>> start Data provided
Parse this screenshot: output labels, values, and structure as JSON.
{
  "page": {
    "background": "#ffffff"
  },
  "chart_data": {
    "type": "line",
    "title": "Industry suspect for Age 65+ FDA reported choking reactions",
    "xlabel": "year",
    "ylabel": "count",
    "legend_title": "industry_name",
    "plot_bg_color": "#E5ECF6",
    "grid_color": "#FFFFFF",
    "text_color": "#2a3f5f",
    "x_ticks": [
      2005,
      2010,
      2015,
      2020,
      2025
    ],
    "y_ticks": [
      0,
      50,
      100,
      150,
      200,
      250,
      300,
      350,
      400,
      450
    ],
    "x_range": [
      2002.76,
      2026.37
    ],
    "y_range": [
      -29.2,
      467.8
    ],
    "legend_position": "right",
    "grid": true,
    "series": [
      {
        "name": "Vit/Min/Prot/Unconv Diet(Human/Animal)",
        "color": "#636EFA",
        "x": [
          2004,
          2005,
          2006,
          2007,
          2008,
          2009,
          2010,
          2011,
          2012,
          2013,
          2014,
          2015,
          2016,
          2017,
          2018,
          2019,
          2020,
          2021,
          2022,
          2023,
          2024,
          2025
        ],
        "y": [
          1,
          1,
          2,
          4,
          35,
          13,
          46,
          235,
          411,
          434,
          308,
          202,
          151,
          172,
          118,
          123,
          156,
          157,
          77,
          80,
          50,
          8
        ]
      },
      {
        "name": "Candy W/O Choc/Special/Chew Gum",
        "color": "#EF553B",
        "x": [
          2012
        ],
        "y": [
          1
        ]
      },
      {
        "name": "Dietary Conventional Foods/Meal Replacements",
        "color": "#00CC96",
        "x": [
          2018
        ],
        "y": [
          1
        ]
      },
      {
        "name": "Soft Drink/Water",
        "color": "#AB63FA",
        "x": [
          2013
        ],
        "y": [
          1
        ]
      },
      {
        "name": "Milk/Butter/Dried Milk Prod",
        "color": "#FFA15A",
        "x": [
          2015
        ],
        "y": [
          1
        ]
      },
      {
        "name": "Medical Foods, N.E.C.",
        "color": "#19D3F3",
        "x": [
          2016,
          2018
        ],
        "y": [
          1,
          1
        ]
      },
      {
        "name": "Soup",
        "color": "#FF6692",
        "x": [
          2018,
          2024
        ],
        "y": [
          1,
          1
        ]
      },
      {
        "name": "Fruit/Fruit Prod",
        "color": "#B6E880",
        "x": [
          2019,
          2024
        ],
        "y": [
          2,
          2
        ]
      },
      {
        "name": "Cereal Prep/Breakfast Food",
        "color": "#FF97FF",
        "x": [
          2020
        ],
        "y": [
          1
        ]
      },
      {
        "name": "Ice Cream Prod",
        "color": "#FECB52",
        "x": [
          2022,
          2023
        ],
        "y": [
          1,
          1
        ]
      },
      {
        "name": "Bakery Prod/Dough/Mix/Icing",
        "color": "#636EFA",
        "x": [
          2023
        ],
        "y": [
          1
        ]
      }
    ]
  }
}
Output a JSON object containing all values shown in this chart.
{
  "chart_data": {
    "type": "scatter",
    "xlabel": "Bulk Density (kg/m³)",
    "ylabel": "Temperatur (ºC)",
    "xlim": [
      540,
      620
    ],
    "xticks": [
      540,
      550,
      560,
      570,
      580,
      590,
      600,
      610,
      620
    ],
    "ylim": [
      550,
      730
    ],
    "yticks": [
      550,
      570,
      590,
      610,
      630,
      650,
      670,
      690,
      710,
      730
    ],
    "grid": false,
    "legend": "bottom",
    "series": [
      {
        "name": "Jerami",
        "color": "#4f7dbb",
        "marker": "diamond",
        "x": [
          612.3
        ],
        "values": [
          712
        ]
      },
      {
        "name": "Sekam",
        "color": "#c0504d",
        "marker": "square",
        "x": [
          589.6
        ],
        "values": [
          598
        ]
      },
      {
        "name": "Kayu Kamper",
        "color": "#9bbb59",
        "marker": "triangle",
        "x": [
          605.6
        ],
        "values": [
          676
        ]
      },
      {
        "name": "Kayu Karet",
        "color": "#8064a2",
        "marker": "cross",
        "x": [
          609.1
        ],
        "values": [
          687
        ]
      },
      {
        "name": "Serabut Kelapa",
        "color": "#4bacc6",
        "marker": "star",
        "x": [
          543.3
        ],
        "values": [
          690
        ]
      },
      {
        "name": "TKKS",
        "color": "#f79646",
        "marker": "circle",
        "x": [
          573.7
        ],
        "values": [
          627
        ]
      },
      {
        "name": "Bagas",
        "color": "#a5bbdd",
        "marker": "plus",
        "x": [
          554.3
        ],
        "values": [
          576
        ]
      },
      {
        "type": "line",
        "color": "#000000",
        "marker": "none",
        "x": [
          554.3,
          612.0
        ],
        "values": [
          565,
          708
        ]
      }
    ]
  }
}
>> end Data provided
● What is asked
Please return the data above exactly as given.

● Answer to this problem
Parse this screenshot: output labels, values, and structure as JSON.
{
  "page": {
    "background": "#ffffff"
  },
  "chart_data": {
    "type": "line",
    "title": "Industry suspect for Age 65+ FDA reported choking reactions",
    "xlabel": "year",
    "ylabel": "count",
    "legend_title": "industry_name",
    "plot_bg_color": "#E5ECF6",
    "grid_color": "#FFFFFF",
    "text_color": "#2a3f5f",
    "x_ticks": [
      2005,
      2010,
      2015,
      2020,
      2025
    ],
    "y_ticks": [
      0,
      50,
      100,
      150,
      200,
      250,
      300,
      350,
      400,
      450
    ],
    "x_range": [
      2002.76,
      2026.37
    ],
    "y_range": [
      -29.2,
      467.8
    ],
    "legend_position": "right",
    "grid": true,
    "series": [
      {
        "name": "Vit/Min/Prot/Unconv Diet(Human/Animal)",
        "color": "#636EFA",
        "x": [
          2004,
          2005,
          2006,
          2007,
          2008,
          2009,
          2010,
          2011,
          2012,
          2013,
          2014,
          2015,
          2016,
          2017,
          2018,
          2019,
          2020,
          2021,
          2022,
          2023,
          2024,
          2025
        ],
        "y": [
          1,
          1,
          2,
          4,
          35,
          13,
          46,
          235,
          411,
          434,
          308,
          202,
          151,
          172,
          118,
          123,
          156,
          157,
          77,
          80,
          50,
          8
        ]
      },
      {
        "name": "Candy W/O Choc/Special/Chew Gum",
        "color": "#EF553B",
        "x": [
          2012
        ],
        "y": [
          1
        ]
      },
      {
        "name": "Dietary Conventional Foods/Meal Replacements",
        "color": "#00CC96",
        "x": [
          2018
        ],
        "y": [
          1
        ]
      },
      {
        "name": "Soft Drink/Water",
        "color": "#AB63FA",
        "x": [
          2013
        ],
        "y": [
          1
        ]
      },
      {
        "name": "Milk/Butter/Dried Milk Prod",
        "color": "#FFA15A",
        "x": [
          2015
        ],
        "y": [
          1
        ]
      },
      {
        "name": "Medical Foods, N.E.C.",
        "color": "#19D3F3",
        "x": [
          2016,
          2018
        ],
        "y": [
          1,
          1
        ]
      },
      {
        "name": "Soup",
        "color": "#FF6692",
        "x": [
          2018,
          2024
        ],
        "y": [
          1,
          1
        ]
      },
      {
        "name": "Fruit/Fruit Prod",
        "color": "#B6E880",
        "x": [
          2019,
          2024
        ],
        "y": [
          2,
          2
        ]
      },
      {
        "name": "Cereal Prep/Breakfast Food",
        "color": "#FF97FF",
        "x": [
          2020
        ],
        "y": [
          1
        ]
      },
      {
        "name": "Ice Cream Prod",
        "color": "#FECB52",
        "x": [
          2022,
          2023
        ],
        "y": [
          1,
          1
        ]
      },
      {
        "name": "Bakery Prod/Dough/Mix/Icing",
        "color": "#636EFA",
        "x": [
          2023
        ],
        "y": [
          1
        ]
      }
    ]
  }
}
Output a JSON object containing all values shown in this chart.
{
  "chart_data": {
    "type": "scatter",
    "xlabel": "Bulk Density (kg/m³)",
    "ylabel": "Temperatur (ºC)",
    "xlim": [
      540,
      620
    ],
    "xticks": [
      540,
      550,
      560,
      570,
      580,
      590,
      600,
      610,
      620
    ],
    "ylim": [
      550,
      730
    ],
    "yticks": [
      550,
      570,
      590,
      610,
      630,
      650,
      670,
      690,
      710,
      730
    ],
    "grid": false,
    "legend": "bottom",
    "series": [
      {
        "name": "Jerami",
        "color": "#4f7dbb",
        "marker": "diamond",
        "x": [
          612.3
        ],
        "values": [
          712
        ]
      },
      {
        "name": "Sekam",
        "color": "#c0504d",
        "marker": "square",
        "x": [
          589.6
        ],
        "values": [
          598
        ]
      },
      {
        "name": "Kayu Kamper",
        "color": "#9bbb59",
        "marker": "triangle",
        "x": [
          605.6
        ],
        "values": [
          676
        ]
      },
      {
        "name": "Kayu Karet",
        "color": "#8064a2",
        "marker": "cross",
        "x": [
          609.1
        ],
        "values": [
          687
        ]
      },
      {
        "name": "Serabut Kelapa",
        "color": "#4bacc6",
        "marker": "star",
        "x": [
          543.3
        ],
        "values": [
          690
        ]
      },
      {
        "name": "TKKS",
        "color": "#f79646",
        "marker": "circle",
        "x": [
          573.7
        ],
        "values": [
          627
        ]
      },
      {
        "name": "Bagas",
        "color": "#a5bbdd",
        "marker": "plus",
        "x": [
          554.3
        ],
        "values": [
          576
        ]
      },
      {
        "type": "line",
        "color": "#000000",
        "marker": "none",
        "x": [
          554.3,
          612.0
        ],
        "values": [
          565,
          708
        ]
      }
    ]
  }
}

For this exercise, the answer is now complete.